Job: Transcribe the listing word for word.

Data section:
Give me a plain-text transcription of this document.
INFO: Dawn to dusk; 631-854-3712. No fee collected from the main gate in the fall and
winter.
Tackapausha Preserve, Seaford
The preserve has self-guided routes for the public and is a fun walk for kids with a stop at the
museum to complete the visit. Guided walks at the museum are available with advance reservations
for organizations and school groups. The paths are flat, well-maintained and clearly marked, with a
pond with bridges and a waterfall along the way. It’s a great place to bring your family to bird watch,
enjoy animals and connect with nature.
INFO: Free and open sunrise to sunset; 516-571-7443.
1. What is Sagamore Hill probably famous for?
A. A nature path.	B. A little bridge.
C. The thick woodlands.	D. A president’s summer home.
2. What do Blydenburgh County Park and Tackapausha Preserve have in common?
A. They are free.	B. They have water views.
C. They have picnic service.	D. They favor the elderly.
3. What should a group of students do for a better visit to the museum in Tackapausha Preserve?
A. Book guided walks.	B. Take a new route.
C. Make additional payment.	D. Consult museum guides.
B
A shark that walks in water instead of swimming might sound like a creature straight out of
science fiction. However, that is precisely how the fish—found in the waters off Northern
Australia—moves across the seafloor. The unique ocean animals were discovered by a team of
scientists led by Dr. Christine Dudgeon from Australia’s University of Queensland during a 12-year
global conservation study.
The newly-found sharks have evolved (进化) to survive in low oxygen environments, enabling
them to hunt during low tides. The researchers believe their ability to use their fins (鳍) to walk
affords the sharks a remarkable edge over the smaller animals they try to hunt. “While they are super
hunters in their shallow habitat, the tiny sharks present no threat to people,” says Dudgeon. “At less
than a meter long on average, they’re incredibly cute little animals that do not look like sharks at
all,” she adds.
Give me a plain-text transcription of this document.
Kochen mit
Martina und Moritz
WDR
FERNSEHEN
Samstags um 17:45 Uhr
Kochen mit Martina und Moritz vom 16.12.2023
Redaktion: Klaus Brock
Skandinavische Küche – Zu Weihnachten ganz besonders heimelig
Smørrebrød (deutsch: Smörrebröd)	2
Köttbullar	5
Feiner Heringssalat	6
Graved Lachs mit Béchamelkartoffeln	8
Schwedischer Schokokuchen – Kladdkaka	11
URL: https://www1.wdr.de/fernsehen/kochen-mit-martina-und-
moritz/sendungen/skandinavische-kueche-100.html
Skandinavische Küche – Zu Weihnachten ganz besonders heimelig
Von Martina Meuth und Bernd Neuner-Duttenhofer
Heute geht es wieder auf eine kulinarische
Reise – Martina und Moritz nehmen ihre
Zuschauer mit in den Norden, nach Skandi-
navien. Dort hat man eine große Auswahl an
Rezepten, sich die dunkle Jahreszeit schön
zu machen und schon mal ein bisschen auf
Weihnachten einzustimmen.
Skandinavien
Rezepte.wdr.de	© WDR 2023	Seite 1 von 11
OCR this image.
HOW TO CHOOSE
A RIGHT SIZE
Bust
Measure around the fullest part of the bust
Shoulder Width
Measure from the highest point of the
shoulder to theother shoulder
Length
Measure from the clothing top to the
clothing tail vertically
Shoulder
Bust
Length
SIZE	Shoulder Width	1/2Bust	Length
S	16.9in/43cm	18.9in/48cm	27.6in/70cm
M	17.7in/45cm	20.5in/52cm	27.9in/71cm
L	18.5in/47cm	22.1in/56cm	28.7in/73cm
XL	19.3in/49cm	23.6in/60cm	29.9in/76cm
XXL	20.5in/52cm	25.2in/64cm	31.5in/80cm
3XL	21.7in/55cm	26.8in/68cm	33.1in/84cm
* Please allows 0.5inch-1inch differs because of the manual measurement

Answer:
Give me a plain-text transcription of this document.
INFO: Dawn to dusk; 631-854-3712. No fee collected from the main gate in the fall and
winter.
Tackapausha Preserve, Seaford
The preserve has self-guided routes for the public and is a fun walk for kids with a stop at the
museum to complete the visit. Guided walks at the museum are available with advance reservations
for organizations and school groups. The paths are flat, well-maintained and clearly marked, with a
pond with bridges and a waterfall along the way. It’s a great place to bring your family to bird watch,
enjoy animals and connect with nature.
INFO: Free and open sunrise to sunset; 516-571-7443.
1. What is Sagamore Hill probably famous for?
A. A nature path.	B. A little bridge.
C. The thick woodlands.	D. A president’s summer home.
2. What do Blydenburgh County Park and Tackapausha Preserve have in common?
A. They are free.	B. They have water views.
C. They have picnic service.	D. They favor the elderly.
3. What should a group of students do for a better visit to the museum in Tackapausha Preserve?
A. Book guided walks.	B. Take a new route.
C. Make additional payment.	D. Consult museum guides.
B
A shark that walks in water instead of swimming might sound like a creature straight out of
science fiction. However, that is precisely how the fish—found in the waters off Northern
Australia—moves across the seafloor. The unique ocean animals were discovered by a team of
scientists led by Dr. Christine Dudgeon from Australia’s University of Queensland during a 12-year
global conservation study.
The newly-found sharks have evolved (进化) to survive in low oxygen environments, enabling
them to hunt during low tides. The researchers believe their ability to use their fins (鳍) to walk
affords the sharks a remarkable edge over the smaller animals they try to hunt. “While they are super
hunters in their shallow habitat, the tiny sharks present no threat to people,” says Dudgeon. “At less
than a meter long on average, they’re incredibly cute little animals that do not look like sharks at
all,” she adds.
Give me a plain-text transcription of this document.
Kochen mit
Martina und Moritz
WDR
FERNSEHEN
Samstags um 17:45 Uhr
Kochen mit Martina und Moritz vom 16.12.2023
Redaktion: Klaus Brock
Skandinavische Küche – Zu Weihnachten ganz besonders heimelig
Smørrebrød (deutsch: Smörrebröd)	2
Köttbullar	5
Feiner Heringssalat	6
Graved Lachs mit Béchamelkartoffeln	8
Schwedischer Schokokuchen – Kladdkaka	11
URL: https://www1.wdr.de/fernsehen/kochen-mit-martina-und-
moritz/sendungen/skandinavische-kueche-100.html
Skandinavische Küche – Zu Weihnachten ganz besonders heimelig
Von Martina Meuth und Bernd Neuner-Duttenhofer
Heute geht es wieder auf eine kulinarische
Reise – Martina und Moritz nehmen ihre
Zuschauer mit in den Norden, nach Skandi-
navien. Dort hat man eine große Auswahl an
Rezepten, sich die dunkle Jahreszeit schön
zu machen und schon mal ein bisschen auf
Weihnachten einzustimmen.
Skandinavien
Rezepte.wdr.de	© WDR 2023	Seite 1 von 11
OCR this image.
HOW TO CHOOSE
A RIGHT SIZE
Bust
Measure around the fullest part of the bust
Shoulder Width
Measure from the highest point of the
shoulder to theother shoulder
Length
Measure from the clothing top to the
clothing tail vertically
Shoulder
Bust
Length
SIZE	Shoulder Width	1/2Bust	Length
S	16.9in/43cm	18.9in/48cm	27.6in/70cm
M	17.7in/45cm	20.5in/52cm	27.9in/71cm
L	18.5in/47cm	22.1in/56cm	28.7in/73cm
XL	19.3in/49cm	23.6in/60cm	29.9in/76cm
XXL	20.5in/52cm	25.2in/64cm	31.5in/80cm
3XL	21.7in/55cm	26.8in/68cm	33.1in/84cm
* Please allows 0.5inch-1inch differs because of the manual measurement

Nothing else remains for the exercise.